• Dataset records:
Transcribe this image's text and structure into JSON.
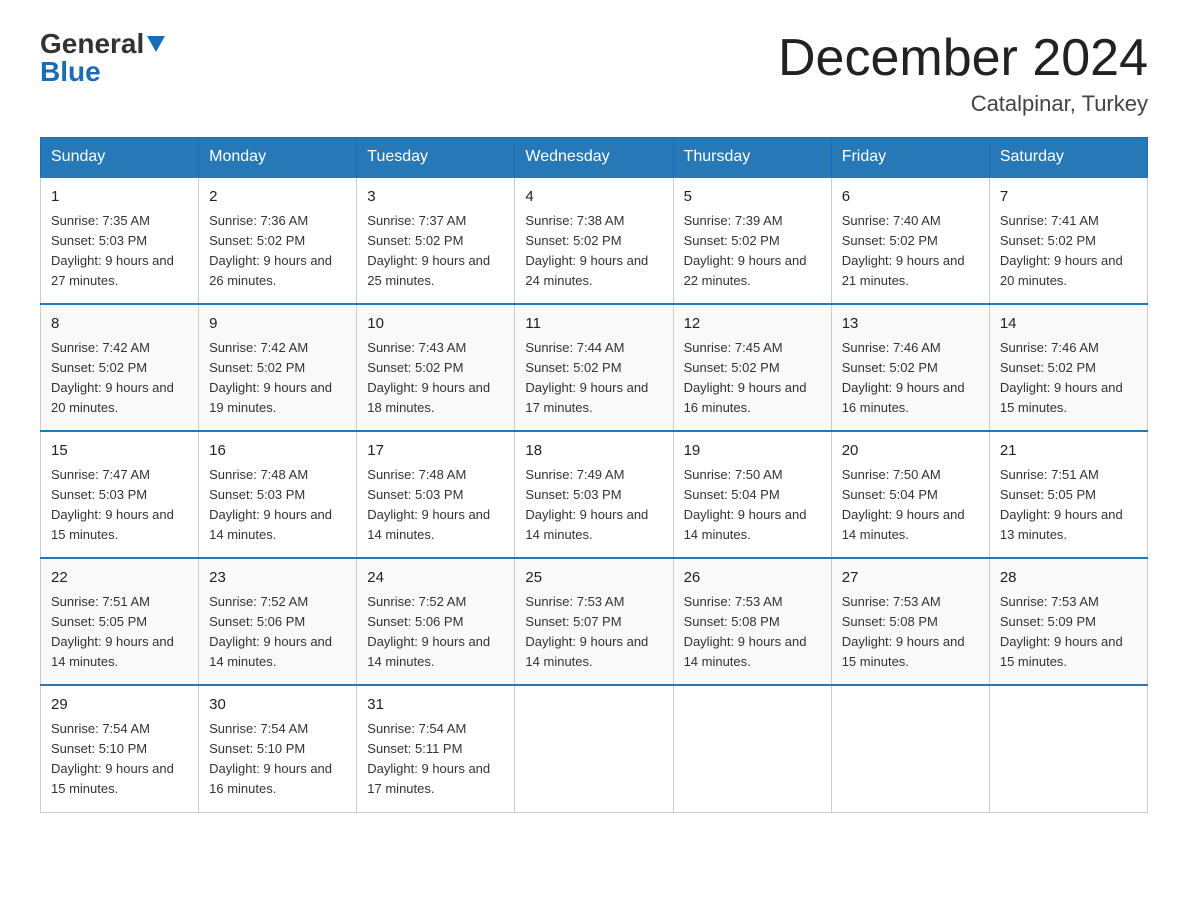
{
  "logo": {
    "general": "General",
    "blue": "Blue"
  },
  "title": {
    "month_year": "December 2024",
    "location": "Catalpinar, Turkey"
  },
  "days_header": [
    "Sunday",
    "Monday",
    "Tuesday",
    "Wednesday",
    "Thursday",
    "Friday",
    "Saturday"
  ],
  "weeks": [
    [
      {
        "day": "1",
        "sunrise": "7:35 AM",
        "sunset": "5:03 PM",
        "daylight": "9 hours and 27 minutes."
      },
      {
        "day": "2",
        "sunrise": "7:36 AM",
        "sunset": "5:02 PM",
        "daylight": "9 hours and 26 minutes."
      },
      {
        "day": "3",
        "sunrise": "7:37 AM",
        "sunset": "5:02 PM",
        "daylight": "9 hours and 25 minutes."
      },
      {
        "day": "4",
        "sunrise": "7:38 AM",
        "sunset": "5:02 PM",
        "daylight": "9 hours and 24 minutes."
      },
      {
        "day": "5",
        "sunrise": "7:39 AM",
        "sunset": "5:02 PM",
        "daylight": "9 hours and 22 minutes."
      },
      {
        "day": "6",
        "sunrise": "7:40 AM",
        "sunset": "5:02 PM",
        "daylight": "9 hours and 21 minutes."
      },
      {
        "day": "7",
        "sunrise": "7:41 AM",
        "sunset": "5:02 PM",
        "daylight": "9 hours and 20 minutes."
      }
    ],
    [
      {
        "day": "8",
        "sunrise": "7:42 AM",
        "sunset": "5:02 PM",
        "daylight": "9 hours and 20 minutes."
      },
      {
        "day": "9",
        "sunrise": "7:42 AM",
        "sunset": "5:02 PM",
        "daylight": "9 hours and 19 minutes."
      },
      {
        "day": "10",
        "sunrise": "7:43 AM",
        "sunset": "5:02 PM",
        "daylight": "9 hours and 18 minutes."
      },
      {
        "day": "11",
        "sunrise": "7:44 AM",
        "sunset": "5:02 PM",
        "daylight": "9 hours and 17 minutes."
      },
      {
        "day": "12",
        "sunrise": "7:45 AM",
        "sunset": "5:02 PM",
        "daylight": "9 hours and 16 minutes."
      },
      {
        "day": "13",
        "sunrise": "7:46 AM",
        "sunset": "5:02 PM",
        "daylight": "9 hours and 16 minutes."
      },
      {
        "day": "14",
        "sunrise": "7:46 AM",
        "sunset": "5:02 PM",
        "daylight": "9 hours and 15 minutes."
      }
    ],
    [
      {
        "day": "15",
        "sunrise": "7:47 AM",
        "sunset": "5:03 PM",
        "daylight": "9 hours and 15 minutes."
      },
      {
        "day": "16",
        "sunrise": "7:48 AM",
        "sunset": "5:03 PM",
        "daylight": "9 hours and 14 minutes."
      },
      {
        "day": "17",
        "sunrise": "7:48 AM",
        "sunset": "5:03 PM",
        "daylight": "9 hours and 14 minutes."
      },
      {
        "day": "18",
        "sunrise": "7:49 AM",
        "sunset": "5:03 PM",
        "daylight": "9 hours and 14 minutes."
      },
      {
        "day": "19",
        "sunrise": "7:50 AM",
        "sunset": "5:04 PM",
        "daylight": "9 hours and 14 minutes."
      },
      {
        "day": "20",
        "sunrise": "7:50 AM",
        "sunset": "5:04 PM",
        "daylight": "9 hours and 14 minutes."
      },
      {
        "day": "21",
        "sunrise": "7:51 AM",
        "sunset": "5:05 PM",
        "daylight": "9 hours and 13 minutes."
      }
    ],
    [
      {
        "day": "22",
        "sunrise": "7:51 AM",
        "sunset": "5:05 PM",
        "daylight": "9 hours and 14 minutes."
      },
      {
        "day": "23",
        "sunrise": "7:52 AM",
        "sunset": "5:06 PM",
        "daylight": "9 hours and 14 minutes."
      },
      {
        "day": "24",
        "sunrise": "7:52 AM",
        "sunset": "5:06 PM",
        "daylight": "9 hours and 14 minutes."
      },
      {
        "day": "25",
        "sunrise": "7:53 AM",
        "sunset": "5:07 PM",
        "daylight": "9 hours and 14 minutes."
      },
      {
        "day": "26",
        "sunrise": "7:53 AM",
        "sunset": "5:08 PM",
        "daylight": "9 hours and 14 minutes."
      },
      {
        "day": "27",
        "sunrise": "7:53 AM",
        "sunset": "5:08 PM",
        "daylight": "9 hours and 15 minutes."
      },
      {
        "day": "28",
        "sunrise": "7:53 AM",
        "sunset": "5:09 PM",
        "daylight": "9 hours and 15 minutes."
      }
    ],
    [
      {
        "day": "29",
        "sunrise": "7:54 AM",
        "sunset": "5:10 PM",
        "daylight": "9 hours and 15 minutes."
      },
      {
        "day": "30",
        "sunrise": "7:54 AM",
        "sunset": "5:10 PM",
        "daylight": "9 hours and 16 minutes."
      },
      {
        "day": "31",
        "sunrise": "7:54 AM",
        "sunset": "5:11 PM",
        "daylight": "9 hours and 17 minutes."
      },
      null,
      null,
      null,
      null
    ]
  ],
  "labels": {
    "sunrise": "Sunrise:",
    "sunset": "Sunset:",
    "daylight": "Daylight:"
  }
}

• Problem description: Every entry above is to be set down exactly; the pictures are to be left out.

• Result for this exercise:
Transcribe this image's text and structure into JSON.
{
  "logo": {
    "general": "General",
    "blue": "Blue"
  },
  "title": {
    "month_year": "December 2024",
    "location": "Catalpinar, Turkey"
  },
  "days_header": [
    "Sunday",
    "Monday",
    "Tuesday",
    "Wednesday",
    "Thursday",
    "Friday",
    "Saturday"
  ],
  "weeks": [
    [
      {
        "day": "1",
        "sunrise": "7:35 AM",
        "sunset": "5:03 PM",
        "daylight": "9 hours and 27 minutes."
      },
      {
        "day": "2",
        "sunrise": "7:36 AM",
        "sunset": "5:02 PM",
        "daylight": "9 hours and 26 minutes."
      },
      {
        "day": "3",
        "sunrise": "7:37 AM",
        "sunset": "5:02 PM",
        "daylight": "9 hours and 25 minutes."
      },
      {
        "day": "4",
        "sunrise": "7:38 AM",
        "sunset": "5:02 PM",
        "daylight": "9 hours and 24 minutes."
      },
      {
        "day": "5",
        "sunrise": "7:39 AM",
        "sunset": "5:02 PM",
        "daylight": "9 hours and 22 minutes."
      },
      {
        "day": "6",
        "sunrise": "7:40 AM",
        "sunset": "5:02 PM",
        "daylight": "9 hours and 21 minutes."
      },
      {
        "day": "7",
        "sunrise": "7:41 AM",
        "sunset": "5:02 PM",
        "daylight": "9 hours and 20 minutes."
      }
    ],
    [
      {
        "day": "8",
        "sunrise": "7:42 AM",
        "sunset": "5:02 PM",
        "daylight": "9 hours and 20 minutes."
      },
      {
        "day": "9",
        "sunrise": "7:42 AM",
        "sunset": "5:02 PM",
        "daylight": "9 hours and 19 minutes."
      },
      {
        "day": "10",
        "sunrise": "7:43 AM",
        "sunset": "5:02 PM",
        "daylight": "9 hours and 18 minutes."
      },
      {
        "day": "11",
        "sunrise": "7:44 AM",
        "sunset": "5:02 PM",
        "daylight": "9 hours and 17 minutes."
      },
      {
        "day": "12",
        "sunrise": "7:45 AM",
        "sunset": "5:02 PM",
        "daylight": "9 hours and 16 minutes."
      },
      {
        "day": "13",
        "sunrise": "7:46 AM",
        "sunset": "5:02 PM",
        "daylight": "9 hours and 16 minutes."
      },
      {
        "day": "14",
        "sunrise": "7:46 AM",
        "sunset": "5:02 PM",
        "daylight": "9 hours and 15 minutes."
      }
    ],
    [
      {
        "day": "15",
        "sunrise": "7:47 AM",
        "sunset": "5:03 PM",
        "daylight": "9 hours and 15 minutes."
      },
      {
        "day": "16",
        "sunrise": "7:48 AM",
        "sunset": "5:03 PM",
        "daylight": "9 hours and 14 minutes."
      },
      {
        "day": "17",
        "sunrise": "7:48 AM",
        "sunset": "5:03 PM",
        "daylight": "9 hours and 14 minutes."
      },
      {
        "day": "18",
        "sunrise": "7:49 AM",
        "sunset": "5:03 PM",
        "daylight": "9 hours and 14 minutes."
      },
      {
        "day": "19",
        "sunrise": "7:50 AM",
        "sunset": "5:04 PM",
        "daylight": "9 hours and 14 minutes."
      },
      {
        "day": "20",
        "sunrise": "7:50 AM",
        "sunset": "5:04 PM",
        "daylight": "9 hours and 14 minutes."
      },
      {
        "day": "21",
        "sunrise": "7:51 AM",
        "sunset": "5:05 PM",
        "daylight": "9 hours and 13 minutes."
      }
    ],
    [
      {
        "day": "22",
        "sunrise": "7:51 AM",
        "sunset": "5:05 PM",
        "daylight": "9 hours and 14 minutes."
      },
      {
        "day": "23",
        "sunrise": "7:52 AM",
        "sunset": "5:06 PM",
        "daylight": "9 hours and 14 minutes."
      },
      {
        "day": "24",
        "sunrise": "7:52 AM",
        "sunset": "5:06 PM",
        "daylight": "9 hours and 14 minutes."
      },
      {
        "day": "25",
        "sunrise": "7:53 AM",
        "sunset": "5:07 PM",
        "daylight": "9 hours and 14 minutes."
      },
      {
        "day": "26",
        "sunrise": "7:53 AM",
        "sunset": "5:08 PM",
        "daylight": "9 hours and 14 minutes."
      },
      {
        "day": "27",
        "sunrise": "7:53 AM",
        "sunset": "5:08 PM",
        "daylight": "9 hours and 15 minutes."
      },
      {
        "day": "28",
        "sunrise": "7:53 AM",
        "sunset": "5:09 PM",
        "daylight": "9 hours and 15 minutes."
      }
    ],
    [
      {
        "day": "29",
        "sunrise": "7:54 AM",
        "sunset": "5:10 PM",
        "daylight": "9 hours and 15 minutes."
      },
      {
        "day": "30",
        "sunrise": "7:54 AM",
        "sunset": "5:10 PM",
        "daylight": "9 hours and 16 minutes."
      },
      {
        "day": "31",
        "sunrise": "7:54 AM",
        "sunset": "5:11 PM",
        "daylight": "9 hours and 17 minutes."
      },
      null,
      null,
      null,
      null
    ]
  ],
  "labels": {
    "sunrise": "Sunrise:",
    "sunset": "Sunset:",
    "daylight": "Daylight:"
  }
}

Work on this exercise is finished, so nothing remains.